_What the task requires_
Go over the listing below line by line and tally those containing "description". Give only the tally.

[Dataset records]

★ ★ ★

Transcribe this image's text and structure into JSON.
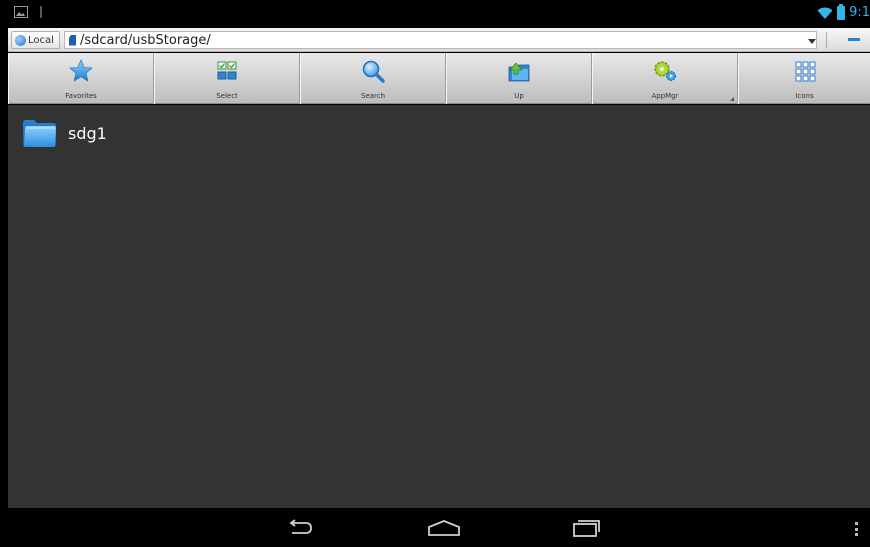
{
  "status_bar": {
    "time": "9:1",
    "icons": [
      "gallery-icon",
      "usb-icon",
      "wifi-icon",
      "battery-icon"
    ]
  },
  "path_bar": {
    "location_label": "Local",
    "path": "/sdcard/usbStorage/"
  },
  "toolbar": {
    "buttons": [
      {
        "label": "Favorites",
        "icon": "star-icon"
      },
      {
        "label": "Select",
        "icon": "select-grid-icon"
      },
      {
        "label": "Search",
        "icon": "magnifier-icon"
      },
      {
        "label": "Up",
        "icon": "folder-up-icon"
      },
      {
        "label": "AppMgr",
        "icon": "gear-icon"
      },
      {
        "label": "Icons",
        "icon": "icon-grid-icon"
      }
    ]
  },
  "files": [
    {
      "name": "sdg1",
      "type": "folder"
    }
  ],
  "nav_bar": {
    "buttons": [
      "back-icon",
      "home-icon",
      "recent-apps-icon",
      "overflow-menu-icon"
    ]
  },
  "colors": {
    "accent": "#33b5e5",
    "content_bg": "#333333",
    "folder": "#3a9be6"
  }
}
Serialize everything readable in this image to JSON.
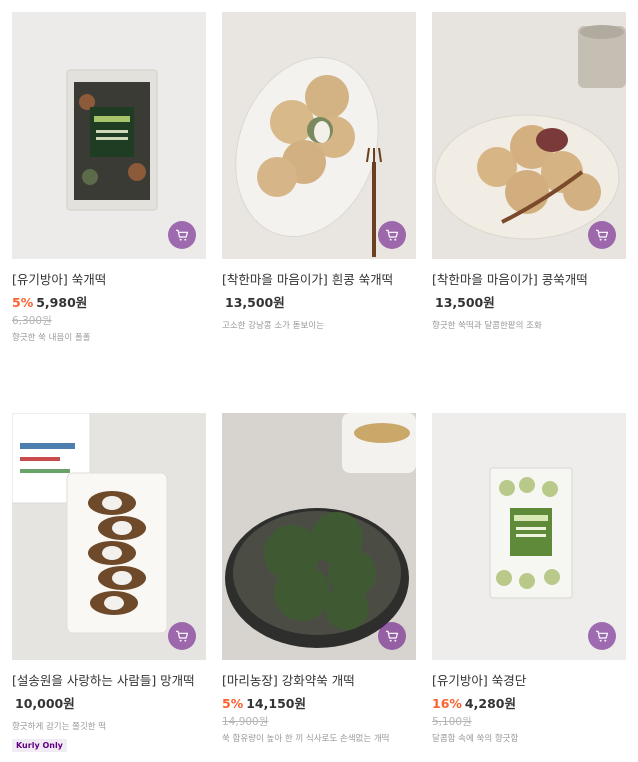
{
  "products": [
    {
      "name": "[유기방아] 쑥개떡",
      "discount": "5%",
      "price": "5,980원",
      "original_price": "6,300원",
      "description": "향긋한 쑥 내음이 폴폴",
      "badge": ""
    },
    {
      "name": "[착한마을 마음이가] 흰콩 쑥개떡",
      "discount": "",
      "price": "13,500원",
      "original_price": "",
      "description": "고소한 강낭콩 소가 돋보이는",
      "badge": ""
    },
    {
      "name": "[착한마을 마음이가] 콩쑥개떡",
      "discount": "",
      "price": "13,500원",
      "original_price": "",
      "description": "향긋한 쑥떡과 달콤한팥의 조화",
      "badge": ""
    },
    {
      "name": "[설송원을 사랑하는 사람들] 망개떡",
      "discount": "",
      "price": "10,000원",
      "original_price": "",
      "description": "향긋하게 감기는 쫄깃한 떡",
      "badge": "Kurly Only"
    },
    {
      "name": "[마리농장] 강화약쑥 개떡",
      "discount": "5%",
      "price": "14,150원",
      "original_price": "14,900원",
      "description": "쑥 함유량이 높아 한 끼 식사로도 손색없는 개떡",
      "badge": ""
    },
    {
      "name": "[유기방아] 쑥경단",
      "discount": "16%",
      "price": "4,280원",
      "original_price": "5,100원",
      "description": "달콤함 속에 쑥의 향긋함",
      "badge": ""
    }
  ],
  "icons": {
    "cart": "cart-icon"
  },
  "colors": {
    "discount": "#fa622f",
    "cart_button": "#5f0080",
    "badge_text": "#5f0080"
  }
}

★ ★ ★

_Task output_
6